## Records from a data source
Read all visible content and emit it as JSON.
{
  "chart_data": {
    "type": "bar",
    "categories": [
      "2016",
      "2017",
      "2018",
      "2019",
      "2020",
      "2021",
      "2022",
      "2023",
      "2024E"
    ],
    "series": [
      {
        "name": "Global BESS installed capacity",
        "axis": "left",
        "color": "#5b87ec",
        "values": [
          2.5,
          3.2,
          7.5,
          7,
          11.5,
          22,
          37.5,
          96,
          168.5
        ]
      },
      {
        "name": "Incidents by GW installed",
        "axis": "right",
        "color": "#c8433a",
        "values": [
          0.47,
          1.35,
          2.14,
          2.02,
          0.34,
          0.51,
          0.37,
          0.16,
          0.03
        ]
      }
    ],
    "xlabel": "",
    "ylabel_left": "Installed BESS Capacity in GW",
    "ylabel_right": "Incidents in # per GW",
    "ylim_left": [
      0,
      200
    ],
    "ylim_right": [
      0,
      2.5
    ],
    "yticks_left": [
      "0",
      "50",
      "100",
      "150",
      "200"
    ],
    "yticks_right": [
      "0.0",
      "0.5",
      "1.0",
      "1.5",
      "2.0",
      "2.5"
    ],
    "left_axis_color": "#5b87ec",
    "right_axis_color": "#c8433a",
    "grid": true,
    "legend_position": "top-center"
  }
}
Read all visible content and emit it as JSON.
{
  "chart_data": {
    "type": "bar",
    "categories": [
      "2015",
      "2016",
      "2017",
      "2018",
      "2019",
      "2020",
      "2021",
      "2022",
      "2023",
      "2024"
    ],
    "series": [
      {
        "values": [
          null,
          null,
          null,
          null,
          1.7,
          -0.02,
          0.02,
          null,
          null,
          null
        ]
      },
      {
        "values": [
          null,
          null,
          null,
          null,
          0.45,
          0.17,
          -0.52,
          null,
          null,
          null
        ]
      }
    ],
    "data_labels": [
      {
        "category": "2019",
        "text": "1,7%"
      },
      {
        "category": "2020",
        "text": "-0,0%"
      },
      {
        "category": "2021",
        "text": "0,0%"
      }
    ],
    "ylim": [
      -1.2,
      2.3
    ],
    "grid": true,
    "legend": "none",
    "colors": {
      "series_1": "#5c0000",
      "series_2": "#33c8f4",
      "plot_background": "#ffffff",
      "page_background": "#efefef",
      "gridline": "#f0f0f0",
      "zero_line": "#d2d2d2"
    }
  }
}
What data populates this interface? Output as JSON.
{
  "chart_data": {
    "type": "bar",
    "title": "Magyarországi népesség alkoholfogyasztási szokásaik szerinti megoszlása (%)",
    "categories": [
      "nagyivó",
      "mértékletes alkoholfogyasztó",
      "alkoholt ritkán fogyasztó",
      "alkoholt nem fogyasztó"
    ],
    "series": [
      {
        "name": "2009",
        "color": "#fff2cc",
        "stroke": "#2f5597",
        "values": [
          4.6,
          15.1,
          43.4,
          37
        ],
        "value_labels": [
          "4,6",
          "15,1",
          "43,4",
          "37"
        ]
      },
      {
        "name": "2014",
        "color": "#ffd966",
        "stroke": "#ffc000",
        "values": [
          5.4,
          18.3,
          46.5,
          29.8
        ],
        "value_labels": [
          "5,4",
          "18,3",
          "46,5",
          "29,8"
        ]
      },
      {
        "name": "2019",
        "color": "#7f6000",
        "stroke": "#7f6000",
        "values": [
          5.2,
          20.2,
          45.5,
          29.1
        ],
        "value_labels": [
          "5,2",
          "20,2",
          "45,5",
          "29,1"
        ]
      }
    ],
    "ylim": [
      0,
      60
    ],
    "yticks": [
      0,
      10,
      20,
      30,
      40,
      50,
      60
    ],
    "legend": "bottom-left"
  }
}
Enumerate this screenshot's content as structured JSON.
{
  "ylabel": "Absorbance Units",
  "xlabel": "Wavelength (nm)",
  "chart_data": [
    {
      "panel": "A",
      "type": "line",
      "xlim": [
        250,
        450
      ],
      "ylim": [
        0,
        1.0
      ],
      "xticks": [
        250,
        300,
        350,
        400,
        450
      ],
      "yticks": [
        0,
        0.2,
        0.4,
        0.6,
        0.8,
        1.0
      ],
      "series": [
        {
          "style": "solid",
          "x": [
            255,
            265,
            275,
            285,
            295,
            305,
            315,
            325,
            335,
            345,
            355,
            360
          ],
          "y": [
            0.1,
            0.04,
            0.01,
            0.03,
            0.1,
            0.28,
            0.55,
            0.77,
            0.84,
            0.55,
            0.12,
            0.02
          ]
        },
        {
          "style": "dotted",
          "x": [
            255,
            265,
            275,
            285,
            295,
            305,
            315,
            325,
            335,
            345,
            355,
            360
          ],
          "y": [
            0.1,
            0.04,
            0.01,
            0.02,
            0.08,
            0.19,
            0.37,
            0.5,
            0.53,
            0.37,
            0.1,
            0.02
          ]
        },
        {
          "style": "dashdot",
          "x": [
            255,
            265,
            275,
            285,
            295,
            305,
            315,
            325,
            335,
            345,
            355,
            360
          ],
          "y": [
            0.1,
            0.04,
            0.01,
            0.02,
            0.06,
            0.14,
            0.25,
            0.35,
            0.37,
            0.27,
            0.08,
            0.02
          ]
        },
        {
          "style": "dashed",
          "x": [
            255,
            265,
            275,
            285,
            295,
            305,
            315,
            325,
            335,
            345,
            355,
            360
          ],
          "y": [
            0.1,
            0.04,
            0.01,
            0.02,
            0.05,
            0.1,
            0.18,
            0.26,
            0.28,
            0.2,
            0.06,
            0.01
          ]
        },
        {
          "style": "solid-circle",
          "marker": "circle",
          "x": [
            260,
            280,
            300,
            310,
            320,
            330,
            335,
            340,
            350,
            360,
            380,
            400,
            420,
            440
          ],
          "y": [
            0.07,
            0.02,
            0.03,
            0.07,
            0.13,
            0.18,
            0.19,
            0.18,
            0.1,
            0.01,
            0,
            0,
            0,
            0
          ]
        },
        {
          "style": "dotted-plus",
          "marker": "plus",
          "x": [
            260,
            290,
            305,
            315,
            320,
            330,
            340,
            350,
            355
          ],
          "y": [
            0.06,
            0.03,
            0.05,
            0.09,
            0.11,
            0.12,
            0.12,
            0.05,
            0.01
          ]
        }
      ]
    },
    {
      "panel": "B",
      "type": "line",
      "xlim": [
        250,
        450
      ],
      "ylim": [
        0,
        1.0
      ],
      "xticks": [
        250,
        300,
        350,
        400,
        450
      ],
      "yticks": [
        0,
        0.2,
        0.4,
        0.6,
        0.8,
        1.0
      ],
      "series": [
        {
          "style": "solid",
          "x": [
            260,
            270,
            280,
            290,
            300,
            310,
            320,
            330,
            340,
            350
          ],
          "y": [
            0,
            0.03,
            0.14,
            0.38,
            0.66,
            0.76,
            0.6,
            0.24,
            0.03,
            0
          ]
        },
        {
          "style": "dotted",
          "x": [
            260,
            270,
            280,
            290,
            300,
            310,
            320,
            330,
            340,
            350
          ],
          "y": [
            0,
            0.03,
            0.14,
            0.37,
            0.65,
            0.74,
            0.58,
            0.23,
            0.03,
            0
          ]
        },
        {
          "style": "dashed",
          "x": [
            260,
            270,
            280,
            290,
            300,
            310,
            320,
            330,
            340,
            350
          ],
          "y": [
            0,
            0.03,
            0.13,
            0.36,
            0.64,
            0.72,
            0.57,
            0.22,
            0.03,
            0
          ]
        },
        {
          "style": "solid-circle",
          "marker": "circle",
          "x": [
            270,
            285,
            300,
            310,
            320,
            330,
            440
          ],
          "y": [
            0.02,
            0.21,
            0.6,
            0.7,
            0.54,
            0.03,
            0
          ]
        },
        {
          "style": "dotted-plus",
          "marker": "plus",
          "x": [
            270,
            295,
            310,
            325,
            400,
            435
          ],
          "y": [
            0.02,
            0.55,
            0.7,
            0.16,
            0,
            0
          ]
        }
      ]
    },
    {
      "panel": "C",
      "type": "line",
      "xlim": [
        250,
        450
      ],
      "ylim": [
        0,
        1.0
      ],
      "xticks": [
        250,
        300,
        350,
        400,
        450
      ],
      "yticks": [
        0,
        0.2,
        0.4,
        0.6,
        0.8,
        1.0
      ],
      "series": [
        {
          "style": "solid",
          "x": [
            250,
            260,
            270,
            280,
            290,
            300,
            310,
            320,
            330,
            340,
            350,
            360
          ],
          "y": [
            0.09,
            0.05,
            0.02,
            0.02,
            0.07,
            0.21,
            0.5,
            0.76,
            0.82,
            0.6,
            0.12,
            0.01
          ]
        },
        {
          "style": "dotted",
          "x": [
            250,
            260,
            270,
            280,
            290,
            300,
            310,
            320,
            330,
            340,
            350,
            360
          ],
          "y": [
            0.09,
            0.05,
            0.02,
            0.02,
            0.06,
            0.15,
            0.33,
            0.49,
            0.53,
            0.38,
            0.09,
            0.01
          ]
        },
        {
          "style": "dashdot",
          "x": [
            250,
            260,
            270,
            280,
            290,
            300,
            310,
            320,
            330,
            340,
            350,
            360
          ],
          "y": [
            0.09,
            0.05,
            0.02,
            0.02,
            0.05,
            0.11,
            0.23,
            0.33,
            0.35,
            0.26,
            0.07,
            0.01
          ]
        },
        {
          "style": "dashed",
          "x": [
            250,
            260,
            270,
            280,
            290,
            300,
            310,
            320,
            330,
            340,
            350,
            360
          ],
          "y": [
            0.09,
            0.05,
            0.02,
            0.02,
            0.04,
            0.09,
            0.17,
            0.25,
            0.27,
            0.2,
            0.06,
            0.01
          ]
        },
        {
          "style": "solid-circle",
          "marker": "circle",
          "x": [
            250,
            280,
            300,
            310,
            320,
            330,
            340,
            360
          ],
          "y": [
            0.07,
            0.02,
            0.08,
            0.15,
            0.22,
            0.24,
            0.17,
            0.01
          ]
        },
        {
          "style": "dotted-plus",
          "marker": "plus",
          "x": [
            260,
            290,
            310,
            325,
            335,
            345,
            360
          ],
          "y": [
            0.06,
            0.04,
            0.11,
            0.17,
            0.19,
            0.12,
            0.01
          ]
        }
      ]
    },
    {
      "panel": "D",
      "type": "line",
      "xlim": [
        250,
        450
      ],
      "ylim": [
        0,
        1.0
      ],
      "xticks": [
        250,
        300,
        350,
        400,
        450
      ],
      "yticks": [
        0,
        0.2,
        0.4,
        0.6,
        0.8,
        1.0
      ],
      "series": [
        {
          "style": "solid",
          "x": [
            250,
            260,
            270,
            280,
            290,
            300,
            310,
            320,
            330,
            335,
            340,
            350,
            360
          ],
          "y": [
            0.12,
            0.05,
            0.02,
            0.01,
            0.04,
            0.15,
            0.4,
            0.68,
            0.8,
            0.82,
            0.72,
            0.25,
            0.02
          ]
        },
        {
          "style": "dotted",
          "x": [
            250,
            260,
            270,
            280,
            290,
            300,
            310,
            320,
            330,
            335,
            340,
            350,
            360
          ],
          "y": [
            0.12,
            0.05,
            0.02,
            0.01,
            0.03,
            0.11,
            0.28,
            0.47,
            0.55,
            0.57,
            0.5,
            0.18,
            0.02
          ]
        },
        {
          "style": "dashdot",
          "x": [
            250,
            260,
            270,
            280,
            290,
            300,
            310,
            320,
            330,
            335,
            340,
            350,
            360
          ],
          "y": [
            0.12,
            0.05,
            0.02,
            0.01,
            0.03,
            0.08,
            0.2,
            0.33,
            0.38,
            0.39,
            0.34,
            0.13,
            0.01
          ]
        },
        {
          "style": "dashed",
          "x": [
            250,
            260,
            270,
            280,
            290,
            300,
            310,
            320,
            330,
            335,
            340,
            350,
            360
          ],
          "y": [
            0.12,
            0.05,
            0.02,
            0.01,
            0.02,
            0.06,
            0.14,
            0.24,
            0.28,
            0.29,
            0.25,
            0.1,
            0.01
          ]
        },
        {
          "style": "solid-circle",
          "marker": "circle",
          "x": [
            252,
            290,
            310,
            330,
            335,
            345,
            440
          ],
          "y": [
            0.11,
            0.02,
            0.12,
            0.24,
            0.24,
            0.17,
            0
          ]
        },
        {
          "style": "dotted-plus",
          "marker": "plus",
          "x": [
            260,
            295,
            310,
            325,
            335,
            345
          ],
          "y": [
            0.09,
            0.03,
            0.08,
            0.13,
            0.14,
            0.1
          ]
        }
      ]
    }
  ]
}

## TASK STATEMENT
Report only the number of lines in the data above that contain "this".

## TASK ANSWER
2